◆ **Directions**:
Each entry must be reproduced precisely as it stands.

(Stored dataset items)
## BEGIN

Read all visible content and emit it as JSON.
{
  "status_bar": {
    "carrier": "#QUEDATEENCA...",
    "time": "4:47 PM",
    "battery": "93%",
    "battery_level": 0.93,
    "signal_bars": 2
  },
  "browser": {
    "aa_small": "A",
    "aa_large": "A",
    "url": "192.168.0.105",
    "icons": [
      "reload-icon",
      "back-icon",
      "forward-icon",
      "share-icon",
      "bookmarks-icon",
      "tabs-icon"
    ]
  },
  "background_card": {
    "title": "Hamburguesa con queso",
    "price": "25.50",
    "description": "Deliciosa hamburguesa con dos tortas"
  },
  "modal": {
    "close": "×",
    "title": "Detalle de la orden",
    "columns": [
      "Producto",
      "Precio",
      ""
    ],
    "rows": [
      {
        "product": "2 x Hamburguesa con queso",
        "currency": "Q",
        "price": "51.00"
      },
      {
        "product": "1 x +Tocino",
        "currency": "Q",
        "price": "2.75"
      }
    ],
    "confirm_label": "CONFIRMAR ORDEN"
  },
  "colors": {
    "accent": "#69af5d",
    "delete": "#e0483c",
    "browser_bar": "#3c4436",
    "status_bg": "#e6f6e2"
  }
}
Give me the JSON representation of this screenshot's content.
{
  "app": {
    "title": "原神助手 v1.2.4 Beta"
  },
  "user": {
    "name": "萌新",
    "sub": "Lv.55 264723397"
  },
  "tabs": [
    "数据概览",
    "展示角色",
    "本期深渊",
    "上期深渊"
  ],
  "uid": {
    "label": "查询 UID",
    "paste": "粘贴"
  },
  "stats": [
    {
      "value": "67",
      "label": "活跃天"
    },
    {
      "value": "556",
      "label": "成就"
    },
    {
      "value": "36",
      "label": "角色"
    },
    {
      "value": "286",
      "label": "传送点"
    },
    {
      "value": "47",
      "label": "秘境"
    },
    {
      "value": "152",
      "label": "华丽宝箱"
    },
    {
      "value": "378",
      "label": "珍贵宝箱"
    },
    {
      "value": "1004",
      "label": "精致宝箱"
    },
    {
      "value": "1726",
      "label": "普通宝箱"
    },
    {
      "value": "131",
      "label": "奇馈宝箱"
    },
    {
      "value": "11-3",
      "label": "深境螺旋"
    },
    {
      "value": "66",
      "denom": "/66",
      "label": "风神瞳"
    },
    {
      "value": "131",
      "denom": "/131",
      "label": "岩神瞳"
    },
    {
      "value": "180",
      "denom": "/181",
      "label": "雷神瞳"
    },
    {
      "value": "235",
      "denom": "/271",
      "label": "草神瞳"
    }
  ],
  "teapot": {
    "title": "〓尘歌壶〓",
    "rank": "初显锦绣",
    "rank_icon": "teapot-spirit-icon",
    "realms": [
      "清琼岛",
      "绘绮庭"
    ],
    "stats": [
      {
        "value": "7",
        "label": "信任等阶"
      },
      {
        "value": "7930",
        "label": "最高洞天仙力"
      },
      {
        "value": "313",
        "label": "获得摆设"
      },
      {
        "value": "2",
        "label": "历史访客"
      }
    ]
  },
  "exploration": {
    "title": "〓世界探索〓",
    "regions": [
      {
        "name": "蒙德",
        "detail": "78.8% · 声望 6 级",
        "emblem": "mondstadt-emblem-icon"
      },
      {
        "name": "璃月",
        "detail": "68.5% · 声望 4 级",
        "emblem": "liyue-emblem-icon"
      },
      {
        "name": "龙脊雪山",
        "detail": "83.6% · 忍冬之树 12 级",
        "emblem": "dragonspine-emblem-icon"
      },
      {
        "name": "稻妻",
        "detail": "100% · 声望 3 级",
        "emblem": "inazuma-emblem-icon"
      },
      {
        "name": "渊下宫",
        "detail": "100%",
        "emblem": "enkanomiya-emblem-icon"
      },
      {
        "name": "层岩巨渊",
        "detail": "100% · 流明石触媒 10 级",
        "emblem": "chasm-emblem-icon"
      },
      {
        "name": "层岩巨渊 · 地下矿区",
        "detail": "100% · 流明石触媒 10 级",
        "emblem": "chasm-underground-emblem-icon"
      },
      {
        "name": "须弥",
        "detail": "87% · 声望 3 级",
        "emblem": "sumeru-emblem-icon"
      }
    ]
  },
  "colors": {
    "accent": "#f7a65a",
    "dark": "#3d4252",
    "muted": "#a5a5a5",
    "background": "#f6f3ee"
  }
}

## END

◆ **Answer for this exercise**:
Read all visible content and emit it as JSON.
{
  "status_bar": {
    "carrier": "#QUEDATEENCA...",
    "time": "4:47 PM",
    "battery": "93%",
    "battery_level": 0.93,
    "signal_bars": 2
  },
  "browser": {
    "aa_small": "A",
    "aa_large": "A",
    "url": "192.168.0.105",
    "icons": [
      "reload-icon",
      "back-icon",
      "forward-icon",
      "share-icon",
      "bookmarks-icon",
      "tabs-icon"
    ]
  },
  "background_card": {
    "title": "Hamburguesa con queso",
    "price": "25.50",
    "description": "Deliciosa hamburguesa con dos tortas"
  },
  "modal": {
    "close": "×",
    "title": "Detalle de la orden",
    "columns": [
      "Producto",
      "Precio",
      ""
    ],
    "rows": [
      {
        "product": "2 x Hamburguesa con queso",
        "currency": "Q",
        "price": "51.00"
      },
      {
        "product": "1 x +Tocino",
        "currency": "Q",
        "price": "2.75"
      }
    ],
    "confirm_label": "CONFIRMAR ORDEN"
  },
  "colors": {
    "accent": "#69af5d",
    "delete": "#e0483c",
    "browser_bar": "#3c4436",
    "status_bg": "#e6f6e2"
  }
}
Give me the JSON representation of this screenshot's content.
{
  "app": {
    "title": "原神助手 v1.2.4 Beta"
  },
  "user": {
    "name": "萌新",
    "sub": "Lv.55 264723397"
  },
  "tabs": [
    "数据概览",
    "展示角色",
    "本期深渊",
    "上期深渊"
  ],
  "uid": {
    "label": "查询 UID",
    "paste": "粘贴"
  },
  "stats": [
    {
      "value": "67",
      "label": "活跃天"
    },
    {
      "value": "556",
      "label": "成就"
    },
    {
      "value": "36",
      "label": "角色"
    },
    {
      "value": "286",
      "label": "传送点"
    },
    {
      "value": "47",
      "label": "秘境"
    },
    {
      "value": "152",
      "label": "华丽宝箱"
    },
    {
      "value": "378",
      "label": "珍贵宝箱"
    },
    {
      "value": "1004",
      "label": "精致宝箱"
    },
    {
      "value": "1726",
      "label": "普通宝箱"
    },
    {
      "value": "131",
      "label": "奇馈宝箱"
    },
    {
      "value": "11-3",
      "label": "深境螺旋"
    },
    {
      "value": "66",
      "denom": "/66",
      "label": "风神瞳"
    },
    {
      "value": "131",
      "denom": "/131",
      "label": "岩神瞳"
    },
    {
      "value": "180",
      "denom": "/181",
      "label": "雷神瞳"
    },
    {
      "value": "235",
      "denom": "/271",
      "label": "草神瞳"
    }
  ],
  "teapot": {
    "title": "〓尘歌壶〓",
    "rank": "初显锦绣",
    "rank_icon": "teapot-spirit-icon",
    "realms": [
      "清琼岛",
      "绘绮庭"
    ],
    "stats": [
      {
        "value": "7",
        "label": "信任等阶"
      },
      {
        "value": "7930",
        "label": "最高洞天仙力"
      },
      {
        "value": "313",
        "label": "获得摆设"
      },
      {
        "value": "2",
        "label": "历史访客"
      }
    ]
  },
  "exploration": {
    "title": "〓世界探索〓",
    "regions": [
      {
        "name": "蒙德",
        "detail": "78.8% · 声望 6 级",
        "emblem": "mondstadt-emblem-icon"
      },
      {
        "name": "璃月",
        "detail": "68.5% · 声望 4 级",
        "emblem": "liyue-emblem-icon"
      },
      {
        "name": "龙脊雪山",
        "detail": "83.6% · 忍冬之树 12 级",
        "emblem": "dragonspine-emblem-icon"
      },
      {
        "name": "稻妻",
        "detail": "100% · 声望 3 级",
        "emblem": "inazuma-emblem-icon"
      },
      {
        "name": "渊下宫",
        "detail": "100%",
        "emblem": "enkanomiya-emblem-icon"
      },
      {
        "name": "层岩巨渊",
        "detail": "100% · 流明石触媒 10 级",
        "emblem": "chasm-emblem-icon"
      },
      {
        "name": "层岩巨渊 · 地下矿区",
        "detail": "100% · 流明石触媒 10 级",
        "emblem": "chasm-underground-emblem-icon"
      },
      {
        "name": "须弥",
        "detail": "87% · 声望 3 级",
        "emblem": "sumeru-emblem-icon"
      }
    ]
  },
  "colors": {
    "accent": "#f7a65a",
    "dark": "#3d4252",
    "muted": "#a5a5a5",
    "background": "#f6f3ee"
  }
}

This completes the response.